→ **Instructions for the task**
Print, exactly as given, each line of the data from the line containing "Type out the text in this image." up to and including its last line.
▬▬▬▬▬▬▬▬▬▬
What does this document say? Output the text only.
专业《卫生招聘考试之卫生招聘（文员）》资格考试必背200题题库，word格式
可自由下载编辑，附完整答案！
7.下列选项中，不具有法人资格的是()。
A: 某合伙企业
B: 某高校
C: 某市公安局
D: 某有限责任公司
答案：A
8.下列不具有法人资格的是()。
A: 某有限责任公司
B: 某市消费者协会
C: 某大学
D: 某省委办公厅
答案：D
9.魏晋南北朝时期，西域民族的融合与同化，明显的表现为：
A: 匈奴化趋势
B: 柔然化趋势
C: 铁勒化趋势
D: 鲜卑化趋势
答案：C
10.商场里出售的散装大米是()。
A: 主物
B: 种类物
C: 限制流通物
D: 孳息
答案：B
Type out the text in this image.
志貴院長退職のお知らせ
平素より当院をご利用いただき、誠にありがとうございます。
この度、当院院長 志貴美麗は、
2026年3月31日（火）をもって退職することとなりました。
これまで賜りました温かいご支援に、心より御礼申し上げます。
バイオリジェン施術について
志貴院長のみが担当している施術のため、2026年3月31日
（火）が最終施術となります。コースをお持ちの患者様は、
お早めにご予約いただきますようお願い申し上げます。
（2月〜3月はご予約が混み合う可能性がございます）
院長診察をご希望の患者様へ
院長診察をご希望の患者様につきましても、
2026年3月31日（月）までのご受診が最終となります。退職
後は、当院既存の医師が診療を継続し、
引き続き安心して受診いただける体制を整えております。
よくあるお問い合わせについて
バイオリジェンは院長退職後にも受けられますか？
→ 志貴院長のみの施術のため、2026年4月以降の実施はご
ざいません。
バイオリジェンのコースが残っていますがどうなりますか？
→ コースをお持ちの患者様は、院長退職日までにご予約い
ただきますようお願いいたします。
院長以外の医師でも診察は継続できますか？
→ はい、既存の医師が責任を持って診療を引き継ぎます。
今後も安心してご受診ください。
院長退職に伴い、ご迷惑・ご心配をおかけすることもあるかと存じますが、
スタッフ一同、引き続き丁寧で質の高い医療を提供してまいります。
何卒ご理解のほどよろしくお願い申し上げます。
▬▬▬▬▬▬▬▬▬▬
→ **Task answer**
Type out the text in this image.
志貴院長退職のお知らせ
平素より当院をご利用いただき、誠にありがとうございます。
この度、当院院長 志貴美麗は、
2026年3月31日（火）をもって退職することとなりました。
これまで賜りました温かいご支援に、心より御礼申し上げます。
バイオリジェン施術について
志貴院長のみが担当している施術のため、2026年3月31日
（火）が最終施術となります。コースをお持ちの患者様は、
お早めにご予約いただきますようお願い申し上げます。
（2月〜3月はご予約が混み合う可能性がございます）
院長診察をご希望の患者様へ
院長診察をご希望の患者様につきましても、
2026年3月31日（月）までのご受診が最終となります。退職
後は、当院既存の医師が診療を継続し、
引き続き安心して受診いただける体制を整えております。
よくあるお問い合わせについて
バイオリジェンは院長退職後にも受けられますか？
→ 志貴院長のみの施術のため、2026年4月以降の実施はご
ざいません。
バイオリジェンのコースが残っていますがどうなりますか？
→ コースをお持ちの患者様は、院長退職日までにご予約い
ただきますようお願いいたします。
院長以外の医師でも診察は継続できますか？
→ はい、既存の医師が責任を持って診療を引き継ぎます。
今後も安心してご受診ください。
院長退職に伴い、ご迷惑・ご心配をおかけすることもあるかと存じますが、
スタッフ一同、引き続き丁寧で質の高い医療を提供してまいります。
何卒ご理解のほどよろしくお願い申し上げます。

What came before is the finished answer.